- [What you are asked to do] Copy each line below that includes "this".

######

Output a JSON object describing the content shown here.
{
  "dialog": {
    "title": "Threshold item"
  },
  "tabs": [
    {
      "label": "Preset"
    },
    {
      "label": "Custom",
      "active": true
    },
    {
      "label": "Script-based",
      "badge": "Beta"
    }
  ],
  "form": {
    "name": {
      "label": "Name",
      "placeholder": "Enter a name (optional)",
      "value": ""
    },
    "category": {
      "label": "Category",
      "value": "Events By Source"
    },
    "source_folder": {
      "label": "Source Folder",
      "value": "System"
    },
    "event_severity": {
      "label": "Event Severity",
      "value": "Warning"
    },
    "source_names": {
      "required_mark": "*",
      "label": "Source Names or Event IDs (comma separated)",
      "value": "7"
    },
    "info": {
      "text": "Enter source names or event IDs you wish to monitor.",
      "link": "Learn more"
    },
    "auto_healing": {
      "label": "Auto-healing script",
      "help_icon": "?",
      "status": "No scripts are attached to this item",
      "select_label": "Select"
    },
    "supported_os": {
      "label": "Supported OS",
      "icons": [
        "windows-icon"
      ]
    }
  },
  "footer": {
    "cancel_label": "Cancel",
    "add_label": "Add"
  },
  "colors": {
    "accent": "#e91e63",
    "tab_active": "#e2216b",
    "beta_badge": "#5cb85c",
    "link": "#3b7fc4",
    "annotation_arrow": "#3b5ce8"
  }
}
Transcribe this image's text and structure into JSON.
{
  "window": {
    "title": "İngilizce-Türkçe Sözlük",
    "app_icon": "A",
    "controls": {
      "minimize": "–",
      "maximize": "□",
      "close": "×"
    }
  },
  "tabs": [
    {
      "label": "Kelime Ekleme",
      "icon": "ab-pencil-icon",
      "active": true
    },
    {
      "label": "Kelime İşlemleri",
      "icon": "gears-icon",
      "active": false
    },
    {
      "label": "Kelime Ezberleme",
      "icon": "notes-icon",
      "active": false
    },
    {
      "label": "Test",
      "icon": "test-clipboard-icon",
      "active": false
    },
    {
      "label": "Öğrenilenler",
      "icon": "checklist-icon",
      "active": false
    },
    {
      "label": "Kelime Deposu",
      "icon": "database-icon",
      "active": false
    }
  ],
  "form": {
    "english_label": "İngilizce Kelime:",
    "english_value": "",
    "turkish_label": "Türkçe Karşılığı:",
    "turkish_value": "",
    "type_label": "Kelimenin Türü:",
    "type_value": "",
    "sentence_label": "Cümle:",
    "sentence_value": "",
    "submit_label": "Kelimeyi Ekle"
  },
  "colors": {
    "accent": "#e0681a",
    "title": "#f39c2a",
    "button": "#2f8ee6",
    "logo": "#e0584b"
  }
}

######

- [Result of the exercise]
      "status": "No scripts are attached to this item",
Transcribe this image's text and structure into JSON.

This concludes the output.